_Quoted text:_

1    Centralization (allocation of decision-making rights between headquarters and subsidiaries – autonomy)

2    Formalization (rules and procedures to control and coordinate subsidiaries)

3    Normative integration (creation of shared values among key agents in the MNC achieved through socialization processes)

Global linkages across the diverse national locations of companies and customers are based on linking centres of expertise and desirable resources to areas with high volume and/or priced market demand. This leads to a need for a differentiated organizational form that can draw effectively on competencies across the geographical dispersal of subsidiaries of the MNC to utilize effectively the geographically dispersed resource pools and market demands. This has similarities to the combinative capacity across national space suggested by Kogut and Zander (1992). Local innovation processes where subsidiaries use indigenous-based innovations, however, are prominent in Nohria and Ghoshal’s analysis. They use the case of Unilever to highlight these host-based innovation effects. Unilever could not utilize its homegrown expertise in laundry detergents because washing in streams rather than using washing machines prevailed in India. The development of a solid tablet using a detergent derived from vegetable oil rather than clarified butter created a superior alternative to the traditional soap bar. This example of locally based innovation emphasizes the usefulness of network relationships within organizational systems that effectively weaves together local knowledge with the MNC-wide advantages to help satisfy strategic objectives.

_Your task:_ Reproduce the passage on multinational organization word for word, starting with "1    Centralization (allocation of" and going on through "through socialization processes)". The data that come next are not required for this work.

_Data section:_

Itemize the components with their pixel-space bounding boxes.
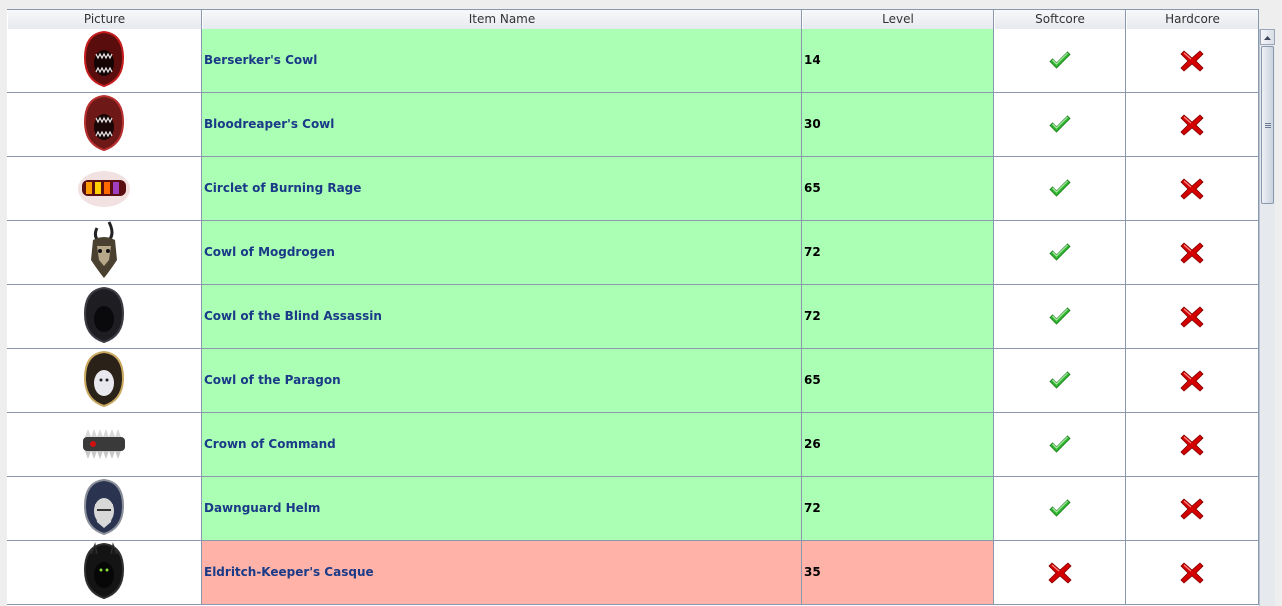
item-name-cell: Circlet of Burning Rage [202, 157, 802, 221]
item-name-cell: Bloodreaper's Cowl [202, 93, 802, 157]
table-row[interactable]: Dawnguard Helm 72 [7, 477, 1259, 541]
cross-icon [1047, 560, 1073, 586]
checkmark-icon [1047, 112, 1073, 138]
softcore-cell [994, 93, 1126, 157]
item-name-cell: Berserker's Cowl [202, 29, 802, 93]
hardcore-cell [1126, 477, 1259, 541]
hardcore-cell [1126, 221, 1259, 285]
cross-icon [1179, 48, 1205, 74]
level-cell: 72 [802, 285, 994, 349]
picture-cell [7, 413, 202, 477]
cross-icon [1179, 304, 1205, 330]
cowl-of-the-paragon-icon [79, 348, 129, 414]
grip-line [1265, 127, 1271, 128]
picture-cell [7, 29, 202, 93]
grip-line [1265, 123, 1271, 124]
checkmark-icon [1047, 432, 1073, 458]
berserkers-cowl-icon [79, 28, 129, 94]
crown-of-command-icon [79, 423, 129, 467]
hardcore-cell [1126, 93, 1259, 157]
softcore-cell [994, 285, 1126, 349]
column-header-picture[interactable]: Picture [7, 10, 202, 29]
picture-cell [7, 285, 202, 349]
level-cell: 72 [802, 221, 994, 285]
bloodreapers-cowl-icon [79, 92, 129, 158]
softcore-cell [994, 477, 1126, 541]
cross-icon [1179, 560, 1205, 586]
hardcore-cell [1126, 541, 1259, 605]
level-cell: 65 [802, 157, 994, 221]
item-name-cell: Crown of Command [202, 413, 802, 477]
cross-icon [1179, 496, 1205, 522]
picture-cell [7, 220, 202, 286]
column-header-hardcore[interactable]: Hardcore [1126, 10, 1259, 29]
cross-icon [1179, 112, 1205, 138]
circlet-of-burning-rage-icon [74, 162, 134, 216]
softcore-cell [994, 221, 1126, 285]
softcore-cell [994, 157, 1126, 221]
picture-cell [7, 477, 202, 541]
column-header-level[interactable]: Level [802, 10, 994, 29]
softcore-cell [994, 541, 1126, 605]
level-cell: 26 [802, 413, 994, 477]
picture-cell [7, 93, 202, 157]
dawnguard-helm-icon [79, 476, 129, 542]
picture-cell [7, 349, 202, 413]
softcore-cell [994, 29, 1126, 93]
softcore-cell [994, 413, 1126, 477]
table-row[interactable]: Cowl of the Paragon 65 [7, 349, 1259, 413]
cross-icon [1179, 240, 1205, 266]
cross-icon [1179, 176, 1205, 202]
level-cell: 72 [802, 477, 994, 541]
softcore-cell [994, 349, 1126, 413]
picture-cell [7, 157, 202, 221]
item-name-cell: Cowl of Mogdrogen [202, 221, 802, 285]
column-header-item-name[interactable]: Item Name [202, 10, 802, 29]
item-name-cell: Cowl of the Blind Assassin [202, 285, 802, 349]
level-cell: 35 [802, 541, 994, 605]
cowl-of-mogdrogen-icon [79, 220, 129, 286]
item-name-cell: Dawnguard Helm [202, 477, 802, 541]
item-name-cell: Eldritch-Keeper's Casque [202, 541, 802, 605]
table-row[interactable]: Berserker's Cowl 14 [7, 29, 1259, 93]
table-row[interactable]: Bloodreaper's Cowl 30 [7, 93, 1259, 157]
cowl-of-the-blind-assassin-icon [79, 284, 129, 350]
picture-cell [7, 541, 202, 605]
hardcore-cell [1126, 157, 1259, 221]
scroll-up-button[interactable] [1260, 29, 1275, 45]
level-cell: 65 [802, 349, 994, 413]
hardcore-cell [1126, 413, 1259, 477]
item-name-cell: Cowl of the Paragon [202, 349, 802, 413]
checkmark-icon [1047, 304, 1073, 330]
table-row[interactable]: Eldritch-Keeper's Casque 35 [7, 541, 1259, 605]
level-cell: 30 [802, 93, 994, 157]
checkmark-icon [1047, 496, 1073, 522]
table-row[interactable]: Circlet of Burning Rage 65 [7, 157, 1259, 221]
eldritch-keepers-casque-icon [79, 540, 129, 606]
hardcore-cell [1126, 285, 1259, 349]
scroll-thumb[interactable] [1261, 46, 1274, 204]
table-row[interactable]: Cowl of Mogdrogen 72 [7, 220, 1259, 286]
checkmark-icon [1047, 48, 1073, 74]
cross-icon [1179, 432, 1205, 458]
checkmark-icon [1047, 368, 1073, 394]
hardcore-cell [1126, 29, 1259, 93]
table-row[interactable]: Crown of Command 26 [7, 413, 1259, 477]
unique-items-table: Picture Item Name Level Softcore Hardcor… [7, 9, 1259, 606]
cross-icon [1179, 368, 1205, 394]
checkmark-icon [1047, 240, 1073, 266]
table-row[interactable]: Cowl of the Blind Assassin 72 [7, 285, 1259, 349]
vertical-scrollbar[interactable] [1259, 29, 1275, 606]
hardcore-cell [1126, 349, 1259, 413]
checkmark-icon [1047, 176, 1073, 202]
grip-line [1265, 125, 1271, 126]
column-header-softcore[interactable]: Softcore [994, 10, 1126, 29]
level-cell: 14 [802, 29, 994, 93]
arrow-up-icon [1264, 36, 1271, 40]
table-header: Picture Item Name Level Softcore Hardcor… [7, 9, 1259, 29]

_Answer:_
1    Centralization (allocation of decision-making rights between headquarters and subsidiaries – autonomy)

2    Formalization (rules and procedures to control and coordinate subsidiaries)

3    Normative integration (creation of shared values among key agents in the MNC achieved through socialization processes)